— begin SUPPLIED RECORDS —
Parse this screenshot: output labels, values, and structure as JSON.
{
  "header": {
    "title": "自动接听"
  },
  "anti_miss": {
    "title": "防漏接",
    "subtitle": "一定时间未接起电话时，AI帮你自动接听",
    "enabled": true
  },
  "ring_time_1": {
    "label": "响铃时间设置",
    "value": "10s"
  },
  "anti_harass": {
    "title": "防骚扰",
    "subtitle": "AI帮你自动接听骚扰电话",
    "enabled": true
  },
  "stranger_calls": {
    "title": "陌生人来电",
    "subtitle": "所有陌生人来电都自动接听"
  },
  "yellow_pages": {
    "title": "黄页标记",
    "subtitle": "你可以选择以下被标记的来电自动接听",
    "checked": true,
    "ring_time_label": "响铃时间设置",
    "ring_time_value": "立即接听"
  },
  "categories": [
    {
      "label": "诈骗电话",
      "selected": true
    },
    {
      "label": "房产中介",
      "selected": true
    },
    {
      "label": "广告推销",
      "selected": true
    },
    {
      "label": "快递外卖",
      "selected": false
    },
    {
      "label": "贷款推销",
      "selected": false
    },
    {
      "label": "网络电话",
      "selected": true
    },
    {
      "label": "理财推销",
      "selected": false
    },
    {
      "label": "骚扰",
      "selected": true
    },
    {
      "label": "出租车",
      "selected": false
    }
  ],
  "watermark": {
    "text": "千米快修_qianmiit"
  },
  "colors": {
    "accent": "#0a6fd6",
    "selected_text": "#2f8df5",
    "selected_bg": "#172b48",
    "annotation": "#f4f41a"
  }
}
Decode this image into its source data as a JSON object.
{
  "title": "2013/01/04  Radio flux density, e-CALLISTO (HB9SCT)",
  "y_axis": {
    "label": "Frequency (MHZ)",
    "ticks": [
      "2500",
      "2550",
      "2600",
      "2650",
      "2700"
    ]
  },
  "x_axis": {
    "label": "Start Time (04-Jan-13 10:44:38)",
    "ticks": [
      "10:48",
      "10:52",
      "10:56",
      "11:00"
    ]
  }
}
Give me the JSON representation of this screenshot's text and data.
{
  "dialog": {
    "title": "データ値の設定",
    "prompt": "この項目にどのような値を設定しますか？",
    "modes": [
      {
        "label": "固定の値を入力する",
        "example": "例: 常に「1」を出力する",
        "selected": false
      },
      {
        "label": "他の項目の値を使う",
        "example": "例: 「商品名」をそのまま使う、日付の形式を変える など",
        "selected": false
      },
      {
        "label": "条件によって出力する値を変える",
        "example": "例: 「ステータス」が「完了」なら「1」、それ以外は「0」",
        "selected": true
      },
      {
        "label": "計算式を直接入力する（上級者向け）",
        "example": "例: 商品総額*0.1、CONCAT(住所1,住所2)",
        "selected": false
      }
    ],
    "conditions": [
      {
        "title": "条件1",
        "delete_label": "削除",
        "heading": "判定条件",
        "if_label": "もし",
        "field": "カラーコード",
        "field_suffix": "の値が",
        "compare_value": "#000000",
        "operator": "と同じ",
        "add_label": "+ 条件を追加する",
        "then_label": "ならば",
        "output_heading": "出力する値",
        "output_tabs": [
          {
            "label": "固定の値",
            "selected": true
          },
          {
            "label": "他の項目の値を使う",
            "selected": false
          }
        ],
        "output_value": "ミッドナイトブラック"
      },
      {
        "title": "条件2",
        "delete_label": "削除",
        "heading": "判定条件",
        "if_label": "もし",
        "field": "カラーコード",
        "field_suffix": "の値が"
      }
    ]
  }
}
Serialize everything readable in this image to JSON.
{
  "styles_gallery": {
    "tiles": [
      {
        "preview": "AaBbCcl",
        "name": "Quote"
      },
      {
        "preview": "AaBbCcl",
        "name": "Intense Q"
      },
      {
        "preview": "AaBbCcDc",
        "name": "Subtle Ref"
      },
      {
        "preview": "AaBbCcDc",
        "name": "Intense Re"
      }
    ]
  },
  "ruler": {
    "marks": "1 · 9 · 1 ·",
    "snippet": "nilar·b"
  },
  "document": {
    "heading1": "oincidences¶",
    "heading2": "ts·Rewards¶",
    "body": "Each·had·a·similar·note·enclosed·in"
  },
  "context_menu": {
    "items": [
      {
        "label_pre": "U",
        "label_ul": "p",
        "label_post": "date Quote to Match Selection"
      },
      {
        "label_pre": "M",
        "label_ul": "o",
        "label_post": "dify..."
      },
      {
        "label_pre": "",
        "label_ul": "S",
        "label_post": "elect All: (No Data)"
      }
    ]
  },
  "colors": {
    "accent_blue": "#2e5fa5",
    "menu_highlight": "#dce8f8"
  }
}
— end SUPPLIED RECORDS —
_YOUR OBJECTIVE:_ The records above are to be repeated exactly, in their entirety.

_REPLY TO THE TASK:_
Parse this screenshot: output labels, values, and structure as JSON.
{
  "header": {
    "title": "自动接听"
  },
  "anti_miss": {
    "title": "防漏接",
    "subtitle": "一定时间未接起电话时，AI帮你自动接听",
    "enabled": true
  },
  "ring_time_1": {
    "label": "响铃时间设置",
    "value": "10s"
  },
  "anti_harass": {
    "title": "防骚扰",
    "subtitle": "AI帮你自动接听骚扰电话",
    "enabled": true
  },
  "stranger_calls": {
    "title": "陌生人来电",
    "subtitle": "所有陌生人来电都自动接听"
  },
  "yellow_pages": {
    "title": "黄页标记",
    "subtitle": "你可以选择以下被标记的来电自动接听",
    "checked": true,
    "ring_time_label": "响铃时间设置",
    "ring_time_value": "立即接听"
  },
  "categories": [
    {
      "label": "诈骗电话",
      "selected": true
    },
    {
      "label": "房产中介",
      "selected": true
    },
    {
      "label": "广告推销",
      "selected": true
    },
    {
      "label": "快递外卖",
      "selected": false
    },
    {
      "label": "贷款推销",
      "selected": false
    },
    {
      "label": "网络电话",
      "selected": true
    },
    {
      "label": "理财推销",
      "selected": false
    },
    {
      "label": "骚扰",
      "selected": true
    },
    {
      "label": "出租车",
      "selected": false
    }
  ],
  "watermark": {
    "text": "千米快修_qianmiit"
  },
  "colors": {
    "accent": "#0a6fd6",
    "selected_text": "#2f8df5",
    "selected_bg": "#172b48",
    "annotation": "#f4f41a"
  }
}
Decode this image into its source data as a JSON object.
{
  "title": "2013/01/04  Radio flux density, e-CALLISTO (HB9SCT)",
  "y_axis": {
    "label": "Frequency (MHZ)",
    "ticks": [
      "2500",
      "2550",
      "2600",
      "2650",
      "2700"
    ]
  },
  "x_axis": {
    "label": "Start Time (04-Jan-13 10:44:38)",
    "ticks": [
      "10:48",
      "10:52",
      "10:56",
      "11:00"
    ]
  }
}
Give me the JSON representation of this screenshot's text and data.
{
  "dialog": {
    "title": "データ値の設定",
    "prompt": "この項目にどのような値を設定しますか？",
    "modes": [
      {
        "label": "固定の値を入力する",
        "example": "例: 常に「1」を出力する",
        "selected": false
      },
      {
        "label": "他の項目の値を使う",
        "example": "例: 「商品名」をそのまま使う、日付の形式を変える など",
        "selected": false
      },
      {
        "label": "条件によって出力する値を変える",
        "example": "例: 「ステータス」が「完了」なら「1」、それ以外は「0」",
        "selected": true
      },
      {
        "label": "計算式を直接入力する（上級者向け）",
        "example": "例: 商品総額*0.1、CONCAT(住所1,住所2)",
        "selected": false
      }
    ],
    "conditions": [
      {
        "title": "条件1",
        "delete_label": "削除",
        "heading": "判定条件",
        "if_label": "もし",
        "field": "カラーコード",
        "field_suffix": "の値が",
        "compare_value": "#000000",
        "operator": "と同じ",
        "add_label": "+ 条件を追加する",
        "then_label": "ならば",
        "output_heading": "出力する値",
        "output_tabs": [
          {
            "label": "固定の値",
            "selected": true
          },
          {
            "label": "他の項目の値を使う",
            "selected": false
          }
        ],
        "output_value": "ミッドナイトブラック"
      },
      {
        "title": "条件2",
        "delete_label": "削除",
        "heading": "判定条件",
        "if_label": "もし",
        "field": "カラーコード",
        "field_suffix": "の値が"
      }
    ]
  }
}
Serialize everything readable in this image to JSON.
{
  "styles_gallery": {
    "tiles": [
      {
        "preview": "AaBbCcl",
        "name": "Quote"
      },
      {
        "preview": "AaBbCcl",
        "name": "Intense Q"
      },
      {
        "preview": "AaBbCcDc",
        "name": "Subtle Ref"
      },
      {
        "preview": "AaBbCcDc",
        "name": "Intense Re"
      }
    ]
  },
  "ruler": {
    "marks": "1 · 9 · 1 ·",
    "snippet": "nilar·b"
  },
  "document": {
    "heading1": "oincidences¶",
    "heading2": "ts·Rewards¶",
    "body": "Each·had·a·similar·note·enclosed·in"
  },
  "context_menu": {
    "items": [
      {
        "label_pre": "U",
        "label_ul": "p",
        "label_post": "date Quote to Match Selection"
      },
      {
        "label_pre": "M",
        "label_ul": "o",
        "label_post": "dify..."
      },
      {
        "label_pre": "",
        "label_ul": "S",
        "label_post": "elect All: (No Data)"
      }
    ]
  },
  "colors": {
    "accent_blue": "#2e5fa5",
    "menu_highlight": "#dce8f8"
  }
}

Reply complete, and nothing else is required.